[START OF Exercise input]
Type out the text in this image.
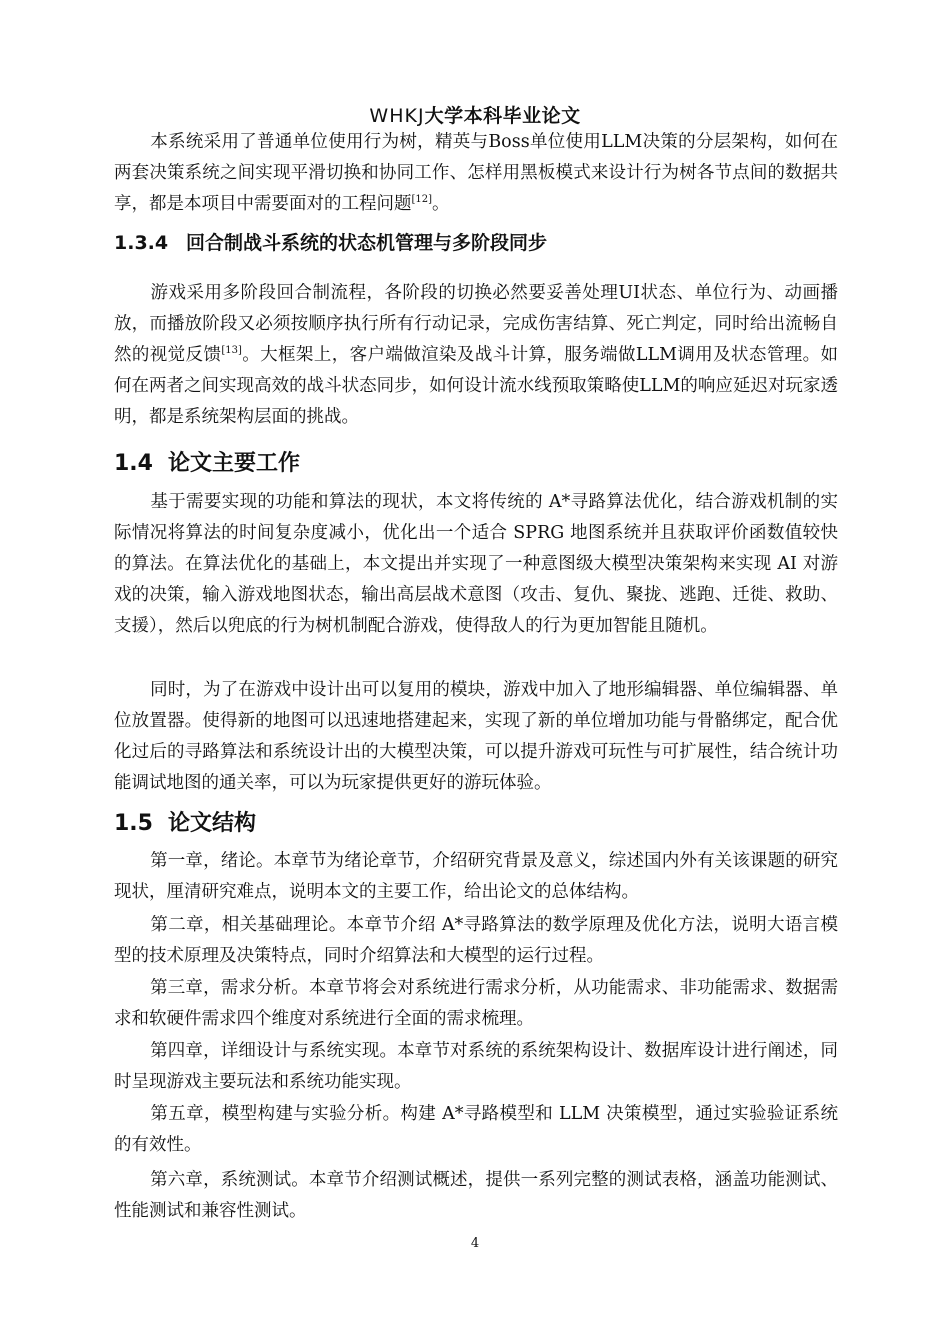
WHKJ大学本科毕业论文

本系统采用了普通单位使用行为树，精英与Boss单位使用LLM决策的分层架构，如何在两套决策系统之间实现平滑切换和协同工作、怎样用黑板模式来设计行为树各节点间的数据共享，都是本项目中需要面对的工程问题[12]。

1.3.4 回合制战斗系统的状态机管理与多阶段同步

游戏采用多阶段回合制流程，各阶段的切换必然要妥善处理UI状态、单位行为、动画播放，而播放阶段又必须按顺序执行所有行动记录，完成伤害结算、死亡判定，同时给出流畅自然的视觉反馈[13]。大框架上，客户端做渲染及战斗计算，服务端做LLM调用及状态管理。如何在两者之间实现高效的战斗状态同步，如何设计流水线预取策略使LLM的响应延迟对玩家透明，都是系统架构层面的挑战。

1.4 论文主要工作

基于需要实现的功能和算法的现状，本文将传统的 A*寻路算法优化，结合游戏机制的实际情况将算法的时间复杂度减小，优化出一个适合 SPRG 地图系统并且获取评价函数值较快的算法。在算法优化的基础上，本文提出并实现了一种意图级大模型决策架构来实现 AI 对游戏的决策，输入游戏地图状态，输出高层战术意图（攻击、复仇、聚拢、逃跑、迁徙、救助、支援），然后以兜底的行为树机制配合游戏，使得敌人的行为更加智能且随机。

同时，为了在游戏中设计出可以复用的模块，游戏中加入了地形编辑器、单位编辑器、单位放置器。使得新的地图可以迅速地搭建起来，实现了新的单位增加功能与骨骼绑定，配合优化过后的寻路算法和系统设计出的大模型决策，可以提升游戏可玩性与可扩展性，结合统计功能调试地图的通关率，可以为玩家提供更好的游玩体验。

1.5 论文结构

第一章，绪论。本章节为绪论章节，介绍研究背景及意义，综述国内外有关该课题的研究现状，厘清研究难点，说明本文的主要工作，给出论文的总体结构。

第二章，相关基础理论。本章节介绍 A*寻路算法的数学原理及优化方法，说明大语言模型的技术原理及决策特点，同时介绍算法和大模型的运行过程。

第三章，需求分析。本章节将会对系统进行需求分析，从功能需求、非功能需求、数据需求和软硬件需求四个维度对系统进行全面的需求梳理。

第四章，详细设计与系统实现。本章节对系统的系统架构设计、数据库设计进行阐述，同时呈现游戏主要玩法和系统功能实现。

第五章，模型构建与实验分析。构建 A*寻路模型和 LLM 决策模型，通过实验验证系统的有效性。

第六章，系统测试。本章节介绍测试概述，提供一系列完整的测试表格，涵盖功能测试、性能测试和兼容性测试。

4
[END OF Exercise input]
Task prompt: Write the lines above out again exactly, without any of their pictures.

Solved exercise:
Type out the text in this image.
WHKJ大学本科毕业论文

本系统采用了普通单位使用行为树，精英与Boss单位使用LLM决策的分层架构，如何在两套决策系统之间实现平滑切换和协同工作、怎样用黑板模式来设计行为树各节点间的数据共享，都是本项目中需要面对的工程问题[12]。

1.3.4 回合制战斗系统的状态机管理与多阶段同步

游戏采用多阶段回合制流程，各阶段的切换必然要妥善处理UI状态、单位行为、动画播放，而播放阶段又必须按顺序执行所有行动记录，完成伤害结算、死亡判定，同时给出流畅自然的视觉反馈[13]。大框架上，客户端做渲染及战斗计算，服务端做LLM调用及状态管理。如何在两者之间实现高效的战斗状态同步，如何设计流水线预取策略使LLM的响应延迟对玩家透明，都是系统架构层面的挑战。

1.4 论文主要工作

基于需要实现的功能和算法的现状，本文将传统的 A*寻路算法优化，结合游戏机制的实际情况将算法的时间复杂度减小，优化出一个适合 SPRG 地图系统并且获取评价函数值较快的算法。在算法优化的基础上，本文提出并实现了一种意图级大模型决策架构来实现 AI 对游戏的决策，输入游戏地图状态，输出高层战术意图（攻击、复仇、聚拢、逃跑、迁徙、救助、支援），然后以兜底的行为树机制配合游戏，使得敌人的行为更加智能且随机。

同时，为了在游戏中设计出可以复用的模块，游戏中加入了地形编辑器、单位编辑器、单位放置器。使得新的地图可以迅速地搭建起来，实现了新的单位增加功能与骨骼绑定，配合优化过后的寻路算法和系统设计出的大模型决策，可以提升游戏可玩性与可扩展性，结合统计功能调试地图的通关率，可以为玩家提供更好的游玩体验。

1.5 论文结构

第一章，绪论。本章节为绪论章节，介绍研究背景及意义，综述国内外有关该课题的研究现状，厘清研究难点，说明本文的主要工作，给出论文的总体结构。

第二章，相关基础理论。本章节介绍 A*寻路算法的数学原理及优化方法，说明大语言模型的技术原理及决策特点，同时介绍算法和大模型的运行过程。

第三章，需求分析。本章节将会对系统进行需求分析，从功能需求、非功能需求、数据需求和软硬件需求四个维度对系统进行全面的需求梳理。

第四章，详细设计与系统实现。本章节对系统的系统架构设计、数据库设计进行阐述，同时呈现游戏主要玩法和系统功能实现。

第五章，模型构建与实验分析。构建 A*寻路模型和 LLM 决策模型，通过实验验证系统的有效性。

第六章，系统测试。本章节介绍测试概述，提供一系列完整的测试表格，涵盖功能测试、性能测试和兼容性测试。

4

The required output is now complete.